** start **

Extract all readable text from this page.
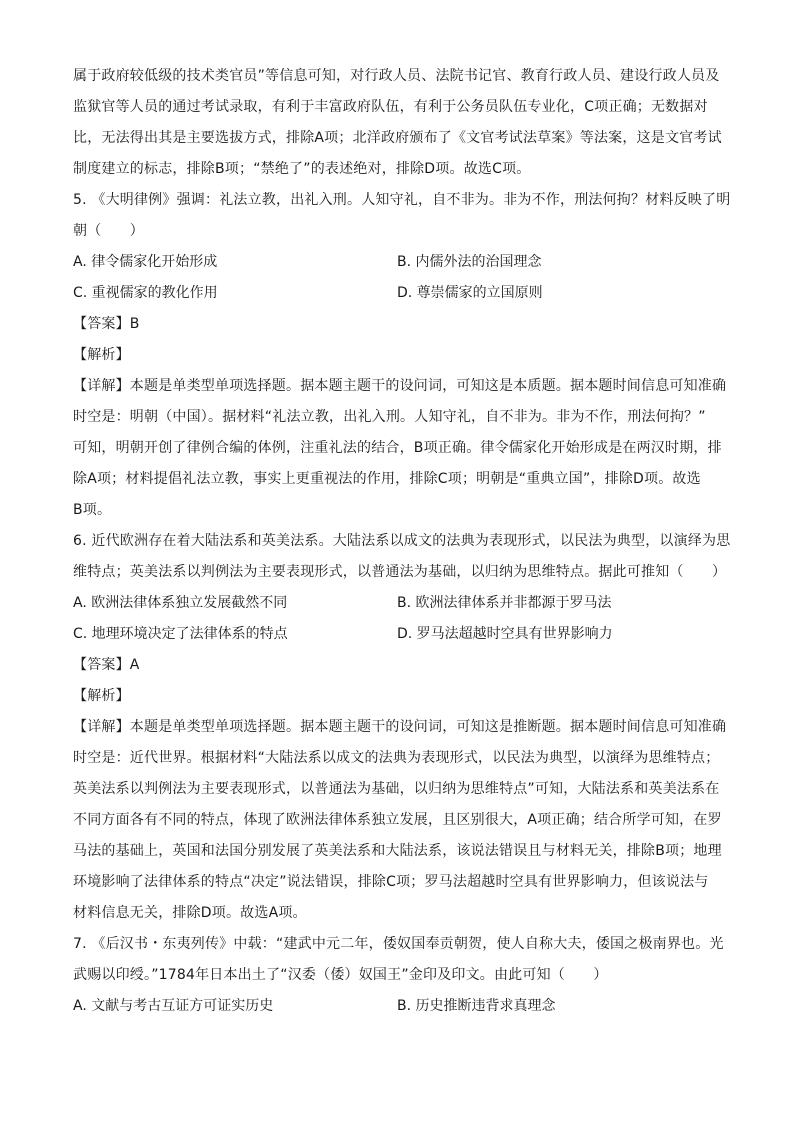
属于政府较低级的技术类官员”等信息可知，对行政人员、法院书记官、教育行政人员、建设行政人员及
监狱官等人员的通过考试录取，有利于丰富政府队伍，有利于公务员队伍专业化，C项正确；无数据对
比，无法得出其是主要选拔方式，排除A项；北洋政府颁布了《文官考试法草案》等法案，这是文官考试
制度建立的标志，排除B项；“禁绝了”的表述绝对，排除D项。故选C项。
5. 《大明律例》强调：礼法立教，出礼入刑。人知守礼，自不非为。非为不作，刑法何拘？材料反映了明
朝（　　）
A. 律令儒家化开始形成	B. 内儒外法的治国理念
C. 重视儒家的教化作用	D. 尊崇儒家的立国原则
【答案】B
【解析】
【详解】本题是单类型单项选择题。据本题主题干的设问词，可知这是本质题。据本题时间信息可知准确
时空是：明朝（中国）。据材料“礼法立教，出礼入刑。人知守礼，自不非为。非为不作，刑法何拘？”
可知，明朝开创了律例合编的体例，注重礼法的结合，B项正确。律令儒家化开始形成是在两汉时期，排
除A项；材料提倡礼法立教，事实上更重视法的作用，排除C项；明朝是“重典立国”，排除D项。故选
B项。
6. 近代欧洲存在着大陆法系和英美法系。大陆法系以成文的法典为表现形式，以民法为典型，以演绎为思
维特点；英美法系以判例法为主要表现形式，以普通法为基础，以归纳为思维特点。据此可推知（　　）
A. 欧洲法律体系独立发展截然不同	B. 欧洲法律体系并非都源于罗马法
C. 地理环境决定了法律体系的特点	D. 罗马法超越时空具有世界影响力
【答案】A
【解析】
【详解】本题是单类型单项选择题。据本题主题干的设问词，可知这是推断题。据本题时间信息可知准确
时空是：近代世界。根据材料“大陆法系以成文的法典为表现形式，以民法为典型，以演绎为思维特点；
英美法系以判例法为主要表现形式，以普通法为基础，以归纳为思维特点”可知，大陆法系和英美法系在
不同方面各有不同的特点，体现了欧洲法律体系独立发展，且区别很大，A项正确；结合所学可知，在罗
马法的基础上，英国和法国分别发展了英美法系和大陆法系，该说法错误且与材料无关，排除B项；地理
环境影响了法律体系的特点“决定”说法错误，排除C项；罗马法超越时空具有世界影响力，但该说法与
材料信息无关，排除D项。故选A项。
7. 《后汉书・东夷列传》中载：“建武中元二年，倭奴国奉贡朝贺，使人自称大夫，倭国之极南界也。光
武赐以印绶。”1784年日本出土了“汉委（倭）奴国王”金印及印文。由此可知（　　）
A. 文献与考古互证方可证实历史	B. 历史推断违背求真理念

** end **

Reproduce every line of the listing above in which the string "以民法为典型" appears.

» Solution to the exercise
6. 近代欧洲存在着大陆法系和英美法系。大陆法系以成文的法典为表现形式，以民法为典型，以演绎为思
时空是：近代世界。根据材料“大陆法系以成文的法典为表现形式，以民法为典型，以演绎为思维特点；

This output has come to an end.